__WHAT IS REQUIRED__.
The entries below should be output exactly as written.

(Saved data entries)
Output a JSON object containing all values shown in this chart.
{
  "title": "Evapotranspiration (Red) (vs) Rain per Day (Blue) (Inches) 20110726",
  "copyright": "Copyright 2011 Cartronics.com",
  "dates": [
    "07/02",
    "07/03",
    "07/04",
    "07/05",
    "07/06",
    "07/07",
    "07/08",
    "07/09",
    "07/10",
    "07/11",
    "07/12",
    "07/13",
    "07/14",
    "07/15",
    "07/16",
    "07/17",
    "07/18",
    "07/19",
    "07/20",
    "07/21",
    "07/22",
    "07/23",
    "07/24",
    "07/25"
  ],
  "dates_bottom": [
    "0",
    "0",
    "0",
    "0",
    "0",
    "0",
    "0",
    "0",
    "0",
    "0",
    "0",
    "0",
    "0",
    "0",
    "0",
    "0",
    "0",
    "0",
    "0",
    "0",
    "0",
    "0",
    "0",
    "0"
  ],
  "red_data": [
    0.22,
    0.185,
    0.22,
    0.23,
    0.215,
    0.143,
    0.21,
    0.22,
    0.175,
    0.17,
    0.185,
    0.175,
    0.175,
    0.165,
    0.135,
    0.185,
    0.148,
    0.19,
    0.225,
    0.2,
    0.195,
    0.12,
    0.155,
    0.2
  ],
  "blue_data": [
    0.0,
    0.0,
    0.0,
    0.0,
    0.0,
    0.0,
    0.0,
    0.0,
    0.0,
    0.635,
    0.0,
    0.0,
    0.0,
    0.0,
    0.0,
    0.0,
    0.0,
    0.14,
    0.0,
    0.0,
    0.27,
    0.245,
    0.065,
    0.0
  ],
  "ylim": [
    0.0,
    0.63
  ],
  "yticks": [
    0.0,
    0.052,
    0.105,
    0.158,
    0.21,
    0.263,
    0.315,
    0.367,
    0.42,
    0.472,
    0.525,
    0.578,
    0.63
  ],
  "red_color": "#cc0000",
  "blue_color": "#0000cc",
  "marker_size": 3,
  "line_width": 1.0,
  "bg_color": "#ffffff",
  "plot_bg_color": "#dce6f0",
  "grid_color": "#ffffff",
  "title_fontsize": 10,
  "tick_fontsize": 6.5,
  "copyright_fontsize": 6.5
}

__ANSWER TO THIS TASK__.
Output a JSON object containing all values shown in this chart.
{
  "title": "Evapotranspiration (Red) (vs) Rain per Day (Blue) (Inches) 20110726",
  "copyright": "Copyright 2011 Cartronics.com",
  "dates": [
    "07/02",
    "07/03",
    "07/04",
    "07/05",
    "07/06",
    "07/07",
    "07/08",
    "07/09",
    "07/10",
    "07/11",
    "07/12",
    "07/13",
    "07/14",
    "07/15",
    "07/16",
    "07/17",
    "07/18",
    "07/19",
    "07/20",
    "07/21",
    "07/22",
    "07/23",
    "07/24",
    "07/25"
  ],
  "dates_bottom": [
    "0",
    "0",
    "0",
    "0",
    "0",
    "0",
    "0",
    "0",
    "0",
    "0",
    "0",
    "0",
    "0",
    "0",
    "0",
    "0",
    "0",
    "0",
    "0",
    "0",
    "0",
    "0",
    "0",
    "0"
  ],
  "red_data": [
    0.22,
    0.185,
    0.22,
    0.23,
    0.215,
    0.143,
    0.21,
    0.22,
    0.175,
    0.17,
    0.185,
    0.175,
    0.175,
    0.165,
    0.135,
    0.185,
    0.148,
    0.19,
    0.225,
    0.2,
    0.195,
    0.12,
    0.155,
    0.2
  ],
  "blue_data": [
    0.0,
    0.0,
    0.0,
    0.0,
    0.0,
    0.0,
    0.0,
    0.0,
    0.0,
    0.635,
    0.0,
    0.0,
    0.0,
    0.0,
    0.0,
    0.0,
    0.0,
    0.14,
    0.0,
    0.0,
    0.27,
    0.245,
    0.065,
    0.0
  ],
  "ylim": [
    0.0,
    0.63
  ],
  "yticks": [
    0.0,
    0.052,
    0.105,
    0.158,
    0.21,
    0.263,
    0.315,
    0.367,
    0.42,
    0.472,
    0.525,
    0.578,
    0.63
  ],
  "red_color": "#cc0000",
  "blue_color": "#0000cc",
  "marker_size": 3,
  "line_width": 1.0,
  "bg_color": "#ffffff",
  "plot_bg_color": "#dce6f0",
  "grid_color": "#ffffff",
  "title_fontsize": 10,
  "tick_fontsize": 6.5,
  "copyright_fontsize": 6.5
}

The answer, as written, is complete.